TASK DIRECTIONS >>
Below are records; work out how many of their lines hold the string "title" and give that number alone.

AVAILABLE RECORDS >>
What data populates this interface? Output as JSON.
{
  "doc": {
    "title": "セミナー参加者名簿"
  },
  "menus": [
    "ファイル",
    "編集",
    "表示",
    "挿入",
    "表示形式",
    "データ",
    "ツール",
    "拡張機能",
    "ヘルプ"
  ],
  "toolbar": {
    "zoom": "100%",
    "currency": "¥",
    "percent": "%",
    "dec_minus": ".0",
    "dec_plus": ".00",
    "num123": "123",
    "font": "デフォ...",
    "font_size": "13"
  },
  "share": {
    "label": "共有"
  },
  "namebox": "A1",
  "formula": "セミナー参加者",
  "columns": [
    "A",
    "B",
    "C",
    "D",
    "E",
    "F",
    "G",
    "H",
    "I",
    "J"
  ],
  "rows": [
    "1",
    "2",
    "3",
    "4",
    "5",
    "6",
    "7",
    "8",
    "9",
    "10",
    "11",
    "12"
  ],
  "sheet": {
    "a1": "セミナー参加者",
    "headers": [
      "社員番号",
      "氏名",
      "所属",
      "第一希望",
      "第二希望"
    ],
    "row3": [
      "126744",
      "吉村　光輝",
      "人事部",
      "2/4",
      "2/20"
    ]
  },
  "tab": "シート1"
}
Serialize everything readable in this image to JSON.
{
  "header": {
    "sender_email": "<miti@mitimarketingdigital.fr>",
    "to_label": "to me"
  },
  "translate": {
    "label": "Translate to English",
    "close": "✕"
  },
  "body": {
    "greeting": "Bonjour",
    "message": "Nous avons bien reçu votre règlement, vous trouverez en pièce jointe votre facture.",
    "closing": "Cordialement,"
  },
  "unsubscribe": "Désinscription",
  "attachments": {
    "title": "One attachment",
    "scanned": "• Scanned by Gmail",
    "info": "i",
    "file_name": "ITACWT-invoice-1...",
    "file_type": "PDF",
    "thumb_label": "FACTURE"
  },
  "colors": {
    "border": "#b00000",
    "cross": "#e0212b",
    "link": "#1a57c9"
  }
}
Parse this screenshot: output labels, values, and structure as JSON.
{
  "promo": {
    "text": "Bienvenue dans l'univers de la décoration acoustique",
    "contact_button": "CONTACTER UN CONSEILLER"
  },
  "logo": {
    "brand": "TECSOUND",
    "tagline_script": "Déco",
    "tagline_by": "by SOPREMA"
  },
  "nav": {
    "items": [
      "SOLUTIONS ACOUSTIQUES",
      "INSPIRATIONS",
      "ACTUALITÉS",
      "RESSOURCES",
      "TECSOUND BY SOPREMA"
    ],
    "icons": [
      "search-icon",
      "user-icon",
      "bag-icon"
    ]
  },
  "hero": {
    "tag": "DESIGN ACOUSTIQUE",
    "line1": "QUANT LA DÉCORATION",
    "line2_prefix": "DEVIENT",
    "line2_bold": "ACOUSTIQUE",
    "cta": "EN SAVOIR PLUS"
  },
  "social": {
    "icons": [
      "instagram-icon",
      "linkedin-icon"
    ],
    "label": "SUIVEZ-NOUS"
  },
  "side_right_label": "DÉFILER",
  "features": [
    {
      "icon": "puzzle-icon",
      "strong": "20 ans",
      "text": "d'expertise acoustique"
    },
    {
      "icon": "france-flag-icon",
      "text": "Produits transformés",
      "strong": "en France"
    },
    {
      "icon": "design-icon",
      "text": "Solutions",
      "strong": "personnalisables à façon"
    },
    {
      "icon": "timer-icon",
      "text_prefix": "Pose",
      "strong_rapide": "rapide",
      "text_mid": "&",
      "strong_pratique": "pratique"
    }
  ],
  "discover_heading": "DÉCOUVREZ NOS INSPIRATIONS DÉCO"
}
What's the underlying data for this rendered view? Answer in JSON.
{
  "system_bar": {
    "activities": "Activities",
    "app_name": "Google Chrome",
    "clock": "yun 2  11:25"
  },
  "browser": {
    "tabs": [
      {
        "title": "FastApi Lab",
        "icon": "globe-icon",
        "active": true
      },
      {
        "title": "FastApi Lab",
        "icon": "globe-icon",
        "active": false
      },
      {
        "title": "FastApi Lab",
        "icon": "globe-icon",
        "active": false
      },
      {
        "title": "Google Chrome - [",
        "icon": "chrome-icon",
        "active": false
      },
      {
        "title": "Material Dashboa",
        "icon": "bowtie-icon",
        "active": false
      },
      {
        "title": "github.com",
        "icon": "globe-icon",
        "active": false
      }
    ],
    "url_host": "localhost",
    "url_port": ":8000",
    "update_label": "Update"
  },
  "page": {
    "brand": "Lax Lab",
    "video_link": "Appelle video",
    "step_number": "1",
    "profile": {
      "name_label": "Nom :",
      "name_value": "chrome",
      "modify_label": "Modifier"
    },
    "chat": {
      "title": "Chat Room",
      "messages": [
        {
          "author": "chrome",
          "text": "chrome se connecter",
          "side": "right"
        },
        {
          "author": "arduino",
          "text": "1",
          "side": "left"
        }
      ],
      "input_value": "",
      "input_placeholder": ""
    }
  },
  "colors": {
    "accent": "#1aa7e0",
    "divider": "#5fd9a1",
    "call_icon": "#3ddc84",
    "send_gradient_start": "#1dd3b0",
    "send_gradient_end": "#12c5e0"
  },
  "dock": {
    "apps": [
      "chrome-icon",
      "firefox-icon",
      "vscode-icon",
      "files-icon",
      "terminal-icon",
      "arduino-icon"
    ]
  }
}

SOLUTION TO THIS TASK >>
9